Collected data entries:
────────────────

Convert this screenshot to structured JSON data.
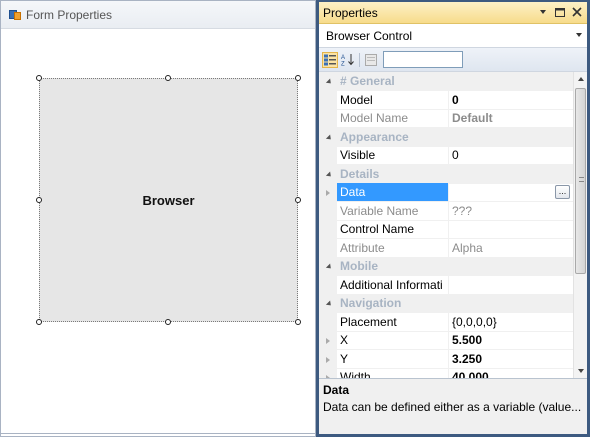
{
  "designer": {
    "title": "Form Properties",
    "control_label": "Browser"
  },
  "properties": {
    "title": "Properties",
    "object_selector": "Browser Control",
    "toolbar": {
      "categorized_icon": "categorized-icon",
      "alphabetical_icon": "sort-az-icon",
      "property_pages_icon": "property-pages-icon",
      "search_value": ""
    },
    "rows": [
      {
        "type": "category",
        "name": "# General"
      },
      {
        "type": "prop",
        "name": "Model",
        "value": "0",
        "value_bold": true
      },
      {
        "type": "prop",
        "name": "Model Name",
        "value": "Default",
        "name_dim": true,
        "value_bold": true,
        "value_dim": true
      },
      {
        "type": "category",
        "name": "Appearance"
      },
      {
        "type": "prop",
        "name": "Visible",
        "value": "0"
      },
      {
        "type": "category",
        "name": "Details"
      },
      {
        "type": "prop",
        "name": "Data",
        "value": "",
        "expandable": true,
        "selected": true,
        "has_ellipsis": true
      },
      {
        "type": "prop",
        "name": "Variable Name",
        "value": "???",
        "name_dim": true,
        "value_dim": true
      },
      {
        "type": "prop",
        "name": "Control Name",
        "value": ""
      },
      {
        "type": "prop",
        "name": "Attribute",
        "value": "Alpha",
        "name_dim": true,
        "value_dim": true
      },
      {
        "type": "category",
        "name": "Mobile"
      },
      {
        "type": "prop",
        "name": "Additional Informati",
        "value": ""
      },
      {
        "type": "category",
        "name": "Navigation"
      },
      {
        "type": "prop",
        "name": "Placement",
        "value": "{0,0,0,0}"
      },
      {
        "type": "prop",
        "name": "X",
        "value": "5.500",
        "expandable": true,
        "value_bold": true
      },
      {
        "type": "prop",
        "name": "Y",
        "value": "3.250",
        "expandable": true,
        "value_bold": true
      },
      {
        "type": "prop",
        "name": "Width",
        "value": "40.000",
        "expandable": true,
        "value_bold": true
      }
    ],
    "description": {
      "title": "Data",
      "text": "Data can be defined either as a variable (value..."
    }
  },
  "colors": {
    "panel_frame": "#3d5a80",
    "title_gradient": "#f7dc8b",
    "selection": "#3399ff",
    "category_text": "#a8b4c3"
  }
}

────────────────

▸ Instructions to follow: Each entry above should be reproduced exactly, with the pictures removed.

▸ Solution to the problem:
Convert this screenshot to structured JSON data.
{
  "designer": {
    "title": "Form Properties",
    "control_label": "Browser"
  },
  "properties": {
    "title": "Properties",
    "object_selector": "Browser Control",
    "toolbar": {
      "categorized_icon": "categorized-icon",
      "alphabetical_icon": "sort-az-icon",
      "property_pages_icon": "property-pages-icon",
      "search_value": ""
    },
    "rows": [
      {
        "type": "category",
        "name": "# General"
      },
      {
        "type": "prop",
        "name": "Model",
        "value": "0",
        "value_bold": true
      },
      {
        "type": "prop",
        "name": "Model Name",
        "value": "Default",
        "name_dim": true,
        "value_bold": true,
        "value_dim": true
      },
      {
        "type": "category",
        "name": "Appearance"
      },
      {
        "type": "prop",
        "name": "Visible",
        "value": "0"
      },
      {
        "type": "category",
        "name": "Details"
      },
      {
        "type": "prop",
        "name": "Data",
        "value": "",
        "expandable": true,
        "selected": true,
        "has_ellipsis": true
      },
      {
        "type": "prop",
        "name": "Variable Name",
        "value": "???",
        "name_dim": true,
        "value_dim": true
      },
      {
        "type": "prop",
        "name": "Control Name",
        "value": ""
      },
      {
        "type": "prop",
        "name": "Attribute",
        "value": "Alpha",
        "name_dim": true,
        "value_dim": true
      },
      {
        "type": "category",
        "name": "Mobile"
      },
      {
        "type": "prop",
        "name": "Additional Informati",
        "value": ""
      },
      {
        "type": "category",
        "name": "Navigation"
      },
      {
        "type": "prop",
        "name": "Placement",
        "value": "{0,0,0,0}"
      },
      {
        "type": "prop",
        "name": "X",
        "value": "5.500",
        "expandable": true,
        "value_bold": true
      },
      {
        "type": "prop",
        "name": "Y",
        "value": "3.250",
        "expandable": true,
        "value_bold": true
      },
      {
        "type": "prop",
        "name": "Width",
        "value": "40.000",
        "expandable": true,
        "value_bold": true
      }
    ],
    "description": {
      "title": "Data",
      "text": "Data can be defined either as a variable (value..."
    }
  },
  "colors": {
    "panel_frame": "#3d5a80",
    "title_gradient": "#f7dc8b",
    "selection": "#3399ff",
    "category_text": "#a8b4c3"
  }
}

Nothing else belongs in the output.